→ Task prompt
Repeat the lines of the listing below exactly, starting at the line that contains "Convert this document image to plain text." and running through the last line, both included, and only those.

→ Data section
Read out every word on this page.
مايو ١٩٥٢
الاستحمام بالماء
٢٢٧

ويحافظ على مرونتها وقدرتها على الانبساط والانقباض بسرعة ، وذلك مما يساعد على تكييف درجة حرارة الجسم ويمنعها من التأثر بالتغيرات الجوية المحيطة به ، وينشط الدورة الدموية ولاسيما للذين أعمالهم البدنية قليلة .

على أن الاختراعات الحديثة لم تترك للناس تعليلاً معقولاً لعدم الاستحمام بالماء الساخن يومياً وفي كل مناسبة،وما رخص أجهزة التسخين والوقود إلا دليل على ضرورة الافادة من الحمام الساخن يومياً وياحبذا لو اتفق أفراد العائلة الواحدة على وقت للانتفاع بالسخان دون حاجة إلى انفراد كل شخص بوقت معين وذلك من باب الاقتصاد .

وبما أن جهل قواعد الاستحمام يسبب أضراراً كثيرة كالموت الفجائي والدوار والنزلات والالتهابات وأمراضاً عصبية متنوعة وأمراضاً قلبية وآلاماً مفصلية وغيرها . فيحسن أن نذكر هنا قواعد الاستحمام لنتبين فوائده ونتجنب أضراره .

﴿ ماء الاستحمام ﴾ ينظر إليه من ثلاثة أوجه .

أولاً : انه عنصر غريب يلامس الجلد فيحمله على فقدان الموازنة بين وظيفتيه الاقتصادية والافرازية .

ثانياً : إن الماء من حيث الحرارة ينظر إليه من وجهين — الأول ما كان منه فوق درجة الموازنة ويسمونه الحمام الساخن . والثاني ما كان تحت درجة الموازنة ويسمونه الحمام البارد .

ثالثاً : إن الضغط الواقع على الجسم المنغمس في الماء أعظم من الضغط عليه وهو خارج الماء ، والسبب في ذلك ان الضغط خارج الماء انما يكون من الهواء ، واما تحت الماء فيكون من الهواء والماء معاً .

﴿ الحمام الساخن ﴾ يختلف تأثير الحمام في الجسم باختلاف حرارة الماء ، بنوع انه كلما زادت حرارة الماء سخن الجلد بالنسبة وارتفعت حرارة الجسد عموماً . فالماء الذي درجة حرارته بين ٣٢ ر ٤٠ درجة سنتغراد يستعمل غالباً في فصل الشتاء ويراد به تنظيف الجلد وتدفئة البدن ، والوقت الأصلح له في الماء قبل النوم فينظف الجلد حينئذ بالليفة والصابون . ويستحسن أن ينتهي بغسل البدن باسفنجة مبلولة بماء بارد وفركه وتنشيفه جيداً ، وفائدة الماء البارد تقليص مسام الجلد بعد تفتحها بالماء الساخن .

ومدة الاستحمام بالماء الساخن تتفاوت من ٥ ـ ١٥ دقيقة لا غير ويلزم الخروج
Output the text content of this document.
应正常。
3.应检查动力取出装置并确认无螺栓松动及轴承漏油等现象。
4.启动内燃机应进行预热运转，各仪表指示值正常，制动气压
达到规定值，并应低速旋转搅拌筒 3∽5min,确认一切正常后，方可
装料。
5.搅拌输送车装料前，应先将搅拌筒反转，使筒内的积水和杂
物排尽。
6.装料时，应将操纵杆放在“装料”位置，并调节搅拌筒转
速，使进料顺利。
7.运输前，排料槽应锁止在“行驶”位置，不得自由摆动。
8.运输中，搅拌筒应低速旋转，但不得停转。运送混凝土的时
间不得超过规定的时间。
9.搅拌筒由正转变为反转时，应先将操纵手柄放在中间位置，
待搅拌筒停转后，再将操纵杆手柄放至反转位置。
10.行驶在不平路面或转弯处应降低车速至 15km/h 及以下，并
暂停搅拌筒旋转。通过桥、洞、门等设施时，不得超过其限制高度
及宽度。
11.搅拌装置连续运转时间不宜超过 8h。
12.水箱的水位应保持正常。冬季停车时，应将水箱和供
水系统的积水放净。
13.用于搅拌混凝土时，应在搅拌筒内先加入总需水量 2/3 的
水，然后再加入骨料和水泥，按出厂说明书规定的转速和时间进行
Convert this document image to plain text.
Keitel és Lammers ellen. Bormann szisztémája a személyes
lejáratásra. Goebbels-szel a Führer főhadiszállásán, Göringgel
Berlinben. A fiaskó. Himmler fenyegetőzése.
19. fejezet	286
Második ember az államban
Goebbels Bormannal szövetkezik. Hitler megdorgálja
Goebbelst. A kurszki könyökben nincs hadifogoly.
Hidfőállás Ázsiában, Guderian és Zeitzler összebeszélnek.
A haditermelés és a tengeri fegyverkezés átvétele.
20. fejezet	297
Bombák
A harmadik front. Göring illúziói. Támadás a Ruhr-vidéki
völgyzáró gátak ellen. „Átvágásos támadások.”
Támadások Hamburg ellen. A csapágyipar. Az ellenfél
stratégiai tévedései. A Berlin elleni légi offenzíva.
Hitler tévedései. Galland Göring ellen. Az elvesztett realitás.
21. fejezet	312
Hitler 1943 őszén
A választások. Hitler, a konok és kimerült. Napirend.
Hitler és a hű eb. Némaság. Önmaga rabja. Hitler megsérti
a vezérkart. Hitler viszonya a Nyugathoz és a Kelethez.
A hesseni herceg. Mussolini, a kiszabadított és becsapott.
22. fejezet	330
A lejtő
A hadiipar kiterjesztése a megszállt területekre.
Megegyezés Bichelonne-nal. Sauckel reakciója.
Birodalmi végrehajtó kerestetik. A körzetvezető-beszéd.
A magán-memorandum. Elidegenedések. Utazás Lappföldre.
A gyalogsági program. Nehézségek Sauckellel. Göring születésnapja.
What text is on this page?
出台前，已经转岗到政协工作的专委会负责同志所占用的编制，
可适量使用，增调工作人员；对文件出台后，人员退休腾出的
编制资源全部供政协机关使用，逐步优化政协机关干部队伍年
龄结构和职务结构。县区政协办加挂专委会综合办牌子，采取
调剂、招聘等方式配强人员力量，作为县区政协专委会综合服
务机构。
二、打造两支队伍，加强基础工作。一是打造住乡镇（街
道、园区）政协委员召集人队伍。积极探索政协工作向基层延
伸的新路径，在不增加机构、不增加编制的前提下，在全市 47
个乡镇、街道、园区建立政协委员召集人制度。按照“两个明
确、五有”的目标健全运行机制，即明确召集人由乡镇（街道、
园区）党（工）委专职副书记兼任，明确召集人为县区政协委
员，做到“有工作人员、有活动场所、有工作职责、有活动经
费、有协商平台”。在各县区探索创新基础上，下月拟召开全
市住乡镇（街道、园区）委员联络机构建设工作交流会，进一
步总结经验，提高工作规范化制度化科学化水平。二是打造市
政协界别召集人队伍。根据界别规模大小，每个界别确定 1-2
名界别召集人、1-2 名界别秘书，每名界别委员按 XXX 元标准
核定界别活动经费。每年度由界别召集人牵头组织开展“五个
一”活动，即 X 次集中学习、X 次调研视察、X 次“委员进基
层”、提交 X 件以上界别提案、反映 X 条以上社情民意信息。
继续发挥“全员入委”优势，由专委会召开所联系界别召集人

→ In response
Convert this document image to plain text.
Keitel és Lammers ellen. Bormann szisztémája a személyes
lejáratásra. Goebbels-szel a Führer főhadiszállásán, Göringgel
Berlinben. A fiaskó. Himmler fenyegetőzése.
19. fejezet	286
Második ember az államban
Goebbels Bormannal szövetkezik. Hitler megdorgálja
Goebbelst. A kurszki könyökben nincs hadifogoly.
Hidfőállás Ázsiában, Guderian és Zeitzler összebeszélnek.
A haditermelés és a tengeri fegyverkezés átvétele.
20. fejezet	297
Bombák
A harmadik front. Göring illúziói. Támadás a Ruhr-vidéki
völgyzáró gátak ellen. „Átvágásos támadások.”
Támadások Hamburg ellen. A csapágyipar. Az ellenfél
stratégiai tévedései. A Berlin elleni légi offenzíva.
Hitler tévedései. Galland Göring ellen. Az elvesztett realitás.
21. fejezet	312
Hitler 1943 őszén
A választások. Hitler, a konok és kimerült. Napirend.
Hitler és a hű eb. Némaság. Önmaga rabja. Hitler megsérti
a vezérkart. Hitler viszonya a Nyugathoz és a Kelethez.
A hesseni herceg. Mussolini, a kiszabadított és becsapott.
22. fejezet	330
A lejtő
A hadiipar kiterjesztése a megszállt területekre.
Megegyezés Bichelonne-nal. Sauckel reakciója.
Birodalmi végrehajtó kerestetik. A körzetvezető-beszéd.
A magán-memorandum. Elidegenedések. Utazás Lappföldre.
A gyalogsági program. Nehézségek Sauckellel. Göring születésnapja.
What text is on this page?
出台前，已经转岗到政协工作的专委会负责同志所占用的编制，
可适量使用，增调工作人员；对文件出台后，人员退休腾出的
编制资源全部供政协机关使用，逐步优化政协机关干部队伍年
龄结构和职务结构。县区政协办加挂专委会综合办牌子，采取
调剂、招聘等方式配强人员力量，作为县区政协专委会综合服
务机构。
二、打造两支队伍，加强基础工作。一是打造住乡镇（街
道、园区）政协委员召集人队伍。积极探索政协工作向基层延
伸的新路径，在不增加机构、不增加编制的前提下，在全市 47
个乡镇、街道、园区建立政协委员召集人制度。按照“两个明
确、五有”的目标健全运行机制，即明确召集人由乡镇（街道、
园区）党（工）委专职副书记兼任，明确召集人为县区政协委
员，做到“有工作人员、有活动场所、有工作职责、有活动经
费、有协商平台”。在各县区探索创新基础上，下月拟召开全
市住乡镇（街道、园区）委员联络机构建设工作交流会，进一
步总结经验，提高工作规范化制度化科学化水平。二是打造市
政协界别召集人队伍。根据界别规模大小，每个界别确定 1-2
名界别召集人、1-2 名界别秘书，每名界别委员按 XXX 元标准
核定界别活动经费。每年度由界别召集人牵头组织开展“五个
一”活动，即 X 次集中学习、X 次调研视察、X 次“委员进基
层”、提交 X 件以上界别提案、反映 X 条以上社情民意信息。
继续发挥“全员入委”优势，由专委会召开所联系界别召集人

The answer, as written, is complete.